STORED DATA:
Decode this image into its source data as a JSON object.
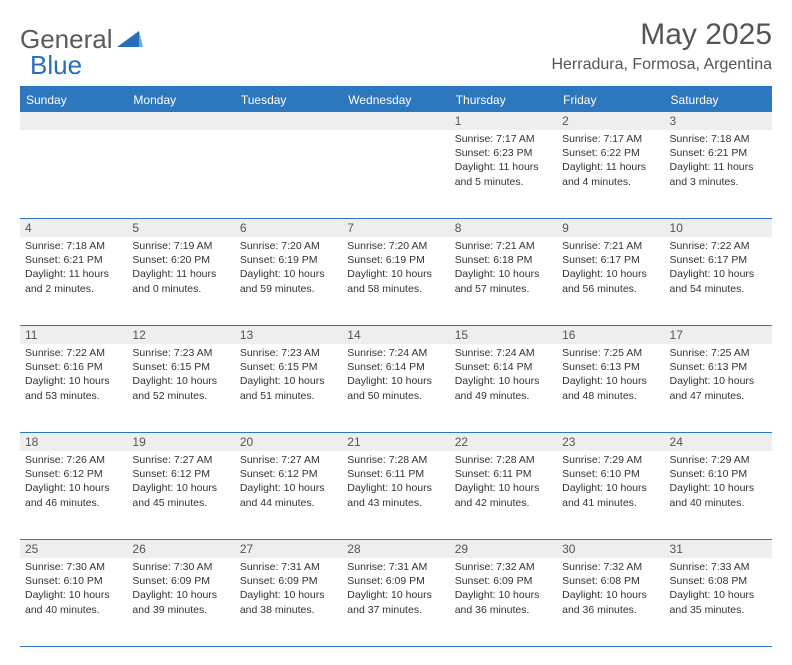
{
  "brand": {
    "part1": "General",
    "part2": "Blue"
  },
  "title": "May 2025",
  "location": "Herradura, Formosa, Argentina",
  "colors": {
    "accent": "#2c77bd",
    "daynum_bg": "#eeeeee",
    "text": "#333333",
    "header_text": "#555555"
  },
  "days_of_week": [
    "Sunday",
    "Monday",
    "Tuesday",
    "Wednesday",
    "Thursday",
    "Friday",
    "Saturday"
  ],
  "weeks": [
    [
      null,
      null,
      null,
      null,
      {
        "n": "1",
        "sr": "7:17 AM",
        "ss": "6:23 PM",
        "dl": "11 hours and 5 minutes."
      },
      {
        "n": "2",
        "sr": "7:17 AM",
        "ss": "6:22 PM",
        "dl": "11 hours and 4 minutes."
      },
      {
        "n": "3",
        "sr": "7:18 AM",
        "ss": "6:21 PM",
        "dl": "11 hours and 3 minutes."
      }
    ],
    [
      {
        "n": "4",
        "sr": "7:18 AM",
        "ss": "6:21 PM",
        "dl": "11 hours and 2 minutes."
      },
      {
        "n": "5",
        "sr": "7:19 AM",
        "ss": "6:20 PM",
        "dl": "11 hours and 0 minutes."
      },
      {
        "n": "6",
        "sr": "7:20 AM",
        "ss": "6:19 PM",
        "dl": "10 hours and 59 minutes."
      },
      {
        "n": "7",
        "sr": "7:20 AM",
        "ss": "6:19 PM",
        "dl": "10 hours and 58 minutes."
      },
      {
        "n": "8",
        "sr": "7:21 AM",
        "ss": "6:18 PM",
        "dl": "10 hours and 57 minutes."
      },
      {
        "n": "9",
        "sr": "7:21 AM",
        "ss": "6:17 PM",
        "dl": "10 hours and 56 minutes."
      },
      {
        "n": "10",
        "sr": "7:22 AM",
        "ss": "6:17 PM",
        "dl": "10 hours and 54 minutes."
      }
    ],
    [
      {
        "n": "11",
        "sr": "7:22 AM",
        "ss": "6:16 PM",
        "dl": "10 hours and 53 minutes."
      },
      {
        "n": "12",
        "sr": "7:23 AM",
        "ss": "6:15 PM",
        "dl": "10 hours and 52 minutes."
      },
      {
        "n": "13",
        "sr": "7:23 AM",
        "ss": "6:15 PM",
        "dl": "10 hours and 51 minutes."
      },
      {
        "n": "14",
        "sr": "7:24 AM",
        "ss": "6:14 PM",
        "dl": "10 hours and 50 minutes."
      },
      {
        "n": "15",
        "sr": "7:24 AM",
        "ss": "6:14 PM",
        "dl": "10 hours and 49 minutes."
      },
      {
        "n": "16",
        "sr": "7:25 AM",
        "ss": "6:13 PM",
        "dl": "10 hours and 48 minutes."
      },
      {
        "n": "17",
        "sr": "7:25 AM",
        "ss": "6:13 PM",
        "dl": "10 hours and 47 minutes."
      }
    ],
    [
      {
        "n": "18",
        "sr": "7:26 AM",
        "ss": "6:12 PM",
        "dl": "10 hours and 46 minutes."
      },
      {
        "n": "19",
        "sr": "7:27 AM",
        "ss": "6:12 PM",
        "dl": "10 hours and 45 minutes."
      },
      {
        "n": "20",
        "sr": "7:27 AM",
        "ss": "6:12 PM",
        "dl": "10 hours and 44 minutes."
      },
      {
        "n": "21",
        "sr": "7:28 AM",
        "ss": "6:11 PM",
        "dl": "10 hours and 43 minutes."
      },
      {
        "n": "22",
        "sr": "7:28 AM",
        "ss": "6:11 PM",
        "dl": "10 hours and 42 minutes."
      },
      {
        "n": "23",
        "sr": "7:29 AM",
        "ss": "6:10 PM",
        "dl": "10 hours and 41 minutes."
      },
      {
        "n": "24",
        "sr": "7:29 AM",
        "ss": "6:10 PM",
        "dl": "10 hours and 40 minutes."
      }
    ],
    [
      {
        "n": "25",
        "sr": "7:30 AM",
        "ss": "6:10 PM",
        "dl": "10 hours and 40 minutes."
      },
      {
        "n": "26",
        "sr": "7:30 AM",
        "ss": "6:09 PM",
        "dl": "10 hours and 39 minutes."
      },
      {
        "n": "27",
        "sr": "7:31 AM",
        "ss": "6:09 PM",
        "dl": "10 hours and 38 minutes."
      },
      {
        "n": "28",
        "sr": "7:31 AM",
        "ss": "6:09 PM",
        "dl": "10 hours and 37 minutes."
      },
      {
        "n": "29",
        "sr": "7:32 AM",
        "ss": "6:09 PM",
        "dl": "10 hours and 36 minutes."
      },
      {
        "n": "30",
        "sr": "7:32 AM",
        "ss": "6:08 PM",
        "dl": "10 hours and 36 minutes."
      },
      {
        "n": "31",
        "sr": "7:33 AM",
        "ss": "6:08 PM",
        "dl": "10 hours and 35 minutes."
      }
    ]
  ],
  "labels": {
    "sunrise": "Sunrise:",
    "sunset": "Sunset:",
    "daylight": "Daylight:"
  }
}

PROMPT: Return the listing above in full and without alteration, excluding its pictures.

PROBLEM SOLUTION:
Decode this image into its source data as a JSON object.
{
  "brand": {
    "part1": "General",
    "part2": "Blue"
  },
  "title": "May 2025",
  "location": "Herradura, Formosa, Argentina",
  "colors": {
    "accent": "#2c77bd",
    "daynum_bg": "#eeeeee",
    "text": "#333333",
    "header_text": "#555555"
  },
  "days_of_week": [
    "Sunday",
    "Monday",
    "Tuesday",
    "Wednesday",
    "Thursday",
    "Friday",
    "Saturday"
  ],
  "weeks": [
    [
      null,
      null,
      null,
      null,
      {
        "n": "1",
        "sr": "7:17 AM",
        "ss": "6:23 PM",
        "dl": "11 hours and 5 minutes."
      },
      {
        "n": "2",
        "sr": "7:17 AM",
        "ss": "6:22 PM",
        "dl": "11 hours and 4 minutes."
      },
      {
        "n": "3",
        "sr": "7:18 AM",
        "ss": "6:21 PM",
        "dl": "11 hours and 3 minutes."
      }
    ],
    [
      {
        "n": "4",
        "sr": "7:18 AM",
        "ss": "6:21 PM",
        "dl": "11 hours and 2 minutes."
      },
      {
        "n": "5",
        "sr": "7:19 AM",
        "ss": "6:20 PM",
        "dl": "11 hours and 0 minutes."
      },
      {
        "n": "6",
        "sr": "7:20 AM",
        "ss": "6:19 PM",
        "dl": "10 hours and 59 minutes."
      },
      {
        "n": "7",
        "sr": "7:20 AM",
        "ss": "6:19 PM",
        "dl": "10 hours and 58 minutes."
      },
      {
        "n": "8",
        "sr": "7:21 AM",
        "ss": "6:18 PM",
        "dl": "10 hours and 57 minutes."
      },
      {
        "n": "9",
        "sr": "7:21 AM",
        "ss": "6:17 PM",
        "dl": "10 hours and 56 minutes."
      },
      {
        "n": "10",
        "sr": "7:22 AM",
        "ss": "6:17 PM",
        "dl": "10 hours and 54 minutes."
      }
    ],
    [
      {
        "n": "11",
        "sr": "7:22 AM",
        "ss": "6:16 PM",
        "dl": "10 hours and 53 minutes."
      },
      {
        "n": "12",
        "sr": "7:23 AM",
        "ss": "6:15 PM",
        "dl": "10 hours and 52 minutes."
      },
      {
        "n": "13",
        "sr": "7:23 AM",
        "ss": "6:15 PM",
        "dl": "10 hours and 51 minutes."
      },
      {
        "n": "14",
        "sr": "7:24 AM",
        "ss": "6:14 PM",
        "dl": "10 hours and 50 minutes."
      },
      {
        "n": "15",
        "sr": "7:24 AM",
        "ss": "6:14 PM",
        "dl": "10 hours and 49 minutes."
      },
      {
        "n": "16",
        "sr": "7:25 AM",
        "ss": "6:13 PM",
        "dl": "10 hours and 48 minutes."
      },
      {
        "n": "17",
        "sr": "7:25 AM",
        "ss": "6:13 PM",
        "dl": "10 hours and 47 minutes."
      }
    ],
    [
      {
        "n": "18",
        "sr": "7:26 AM",
        "ss": "6:12 PM",
        "dl": "10 hours and 46 minutes."
      },
      {
        "n": "19",
        "sr": "7:27 AM",
        "ss": "6:12 PM",
        "dl": "10 hours and 45 minutes."
      },
      {
        "n": "20",
        "sr": "7:27 AM",
        "ss": "6:12 PM",
        "dl": "10 hours and 44 minutes."
      },
      {
        "n": "21",
        "sr": "7:28 AM",
        "ss": "6:11 PM",
        "dl": "10 hours and 43 minutes."
      },
      {
        "n": "22",
        "sr": "7:28 AM",
        "ss": "6:11 PM",
        "dl": "10 hours and 42 minutes."
      },
      {
        "n": "23",
        "sr": "7:29 AM",
        "ss": "6:10 PM",
        "dl": "10 hours and 41 minutes."
      },
      {
        "n": "24",
        "sr": "7:29 AM",
        "ss": "6:10 PM",
        "dl": "10 hours and 40 minutes."
      }
    ],
    [
      {
        "n": "25",
        "sr": "7:30 AM",
        "ss": "6:10 PM",
        "dl": "10 hours and 40 minutes."
      },
      {
        "n": "26",
        "sr": "7:30 AM",
        "ss": "6:09 PM",
        "dl": "10 hours and 39 minutes."
      },
      {
        "n": "27",
        "sr": "7:31 AM",
        "ss": "6:09 PM",
        "dl": "10 hours and 38 minutes."
      },
      {
        "n": "28",
        "sr": "7:31 AM",
        "ss": "6:09 PM",
        "dl": "10 hours and 37 minutes."
      },
      {
        "n": "29",
        "sr": "7:32 AM",
        "ss": "6:09 PM",
        "dl": "10 hours and 36 minutes."
      },
      {
        "n": "30",
        "sr": "7:32 AM",
        "ss": "6:08 PM",
        "dl": "10 hours and 36 minutes."
      },
      {
        "n": "31",
        "sr": "7:33 AM",
        "ss": "6:08 PM",
        "dl": "10 hours and 35 minutes."
      }
    ]
  ],
  "labels": {
    "sunrise": "Sunrise:",
    "sunset": "Sunset:",
    "daylight": "Daylight:"
  }
}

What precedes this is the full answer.